# Stored records start

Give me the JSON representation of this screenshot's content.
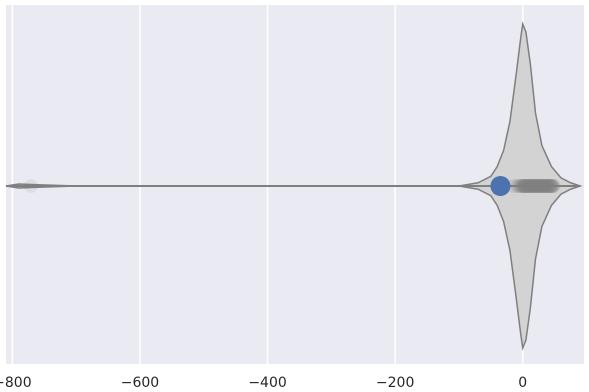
{
  "chart_data": {
    "type": "violin",
    "orientation": "horizontal",
    "title": "",
    "xlabel": "",
    "ylabel": "",
    "xlim": [
      -810,
      96
    ],
    "grid": true,
    "xticks": [
      {
        "value": -800,
        "label": "−800"
      },
      {
        "value": -600,
        "label": "−600"
      },
      {
        "value": -400,
        "label": "−400"
      },
      {
        "value": -200,
        "label": "−200"
      },
      {
        "value": 0,
        "label": "0"
      }
    ],
    "violin": {
      "min": -810,
      "max": 90,
      "density_profile": [
        [
          -810,
          0.0
        ],
        [
          -790,
          0.012
        ],
        [
          -760,
          0.008
        ],
        [
          -700,
          0.0
        ],
        [
          -100,
          0.0
        ],
        [
          -70,
          0.02
        ],
        [
          -50,
          0.06
        ],
        [
          -40,
          0.12
        ],
        [
          -30,
          0.22
        ],
        [
          -20,
          0.4
        ],
        [
          -10,
          0.7
        ],
        [
          -3,
          0.92
        ],
        [
          0,
          1.0
        ],
        [
          5,
          0.95
        ],
        [
          12,
          0.75
        ],
        [
          20,
          0.45
        ],
        [
          30,
          0.25
        ],
        [
          45,
          0.12
        ],
        [
          60,
          0.05
        ],
        [
          75,
          0.02
        ],
        [
          90,
          0.0
        ]
      ],
      "fill_color": "#d3d3d3",
      "edge_color": "#7f7f7f"
    },
    "points": {
      "color": "#808080",
      "values": [
        -771,
        -14,
        -8,
        -5,
        -3,
        -1,
        0,
        1,
        2,
        3,
        4,
        5,
        6,
        7,
        8,
        9,
        10,
        11,
        12,
        13,
        14,
        15,
        16,
        17,
        18,
        19,
        20,
        21,
        22,
        23,
        24,
        25,
        26,
        27,
        28,
        29,
        30,
        31,
        32,
        33,
        34,
        35,
        36,
        37,
        38,
        39,
        40,
        41,
        42,
        43,
        44,
        45,
        46,
        47,
        48
      ]
    },
    "highlight": {
      "value": -35,
      "color": "#4c72b0"
    }
  },
  "colors": {
    "background": "#eaeaf2",
    "gridline": "#ffffff"
  }
}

# Stored records end

▶ **Your instructions**
Write out the full listing verbatim, excluding its pictures.

▶ **Task result**
Give me the JSON representation of this screenshot's content.
{
  "chart_data": {
    "type": "violin",
    "orientation": "horizontal",
    "title": "",
    "xlabel": "",
    "ylabel": "",
    "xlim": [
      -810,
      96
    ],
    "grid": true,
    "xticks": [
      {
        "value": -800,
        "label": "−800"
      },
      {
        "value": -600,
        "label": "−600"
      },
      {
        "value": -400,
        "label": "−400"
      },
      {
        "value": -200,
        "label": "−200"
      },
      {
        "value": 0,
        "label": "0"
      }
    ],
    "violin": {
      "min": -810,
      "max": 90,
      "density_profile": [
        [
          -810,
          0.0
        ],
        [
          -790,
          0.012
        ],
        [
          -760,
          0.008
        ],
        [
          -700,
          0.0
        ],
        [
          -100,
          0.0
        ],
        [
          -70,
          0.02
        ],
        [
          -50,
          0.06
        ],
        [
          -40,
          0.12
        ],
        [
          -30,
          0.22
        ],
        [
          -20,
          0.4
        ],
        [
          -10,
          0.7
        ],
        [
          -3,
          0.92
        ],
        [
          0,
          1.0
        ],
        [
          5,
          0.95
        ],
        [
          12,
          0.75
        ],
        [
          20,
          0.45
        ],
        [
          30,
          0.25
        ],
        [
          45,
          0.12
        ],
        [
          60,
          0.05
        ],
        [
          75,
          0.02
        ],
        [
          90,
          0.0
        ]
      ],
      "fill_color": "#d3d3d3",
      "edge_color": "#7f7f7f"
    },
    "points": {
      "color": "#808080",
      "values": [
        -771,
        -14,
        -8,
        -5,
        -3,
        -1,
        0,
        1,
        2,
        3,
        4,
        5,
        6,
        7,
        8,
        9,
        10,
        11,
        12,
        13,
        14,
        15,
        16,
        17,
        18,
        19,
        20,
        21,
        22,
        23,
        24,
        25,
        26,
        27,
        28,
        29,
        30,
        31,
        32,
        33,
        34,
        35,
        36,
        37,
        38,
        39,
        40,
        41,
        42,
        43,
        44,
        45,
        46,
        47,
        48
      ]
    },
    "highlight": {
      "value": -35,
      "color": "#4c72b0"
    }
  },
  "colors": {
    "background": "#eaeaf2",
    "gridline": "#ffffff"
  }
}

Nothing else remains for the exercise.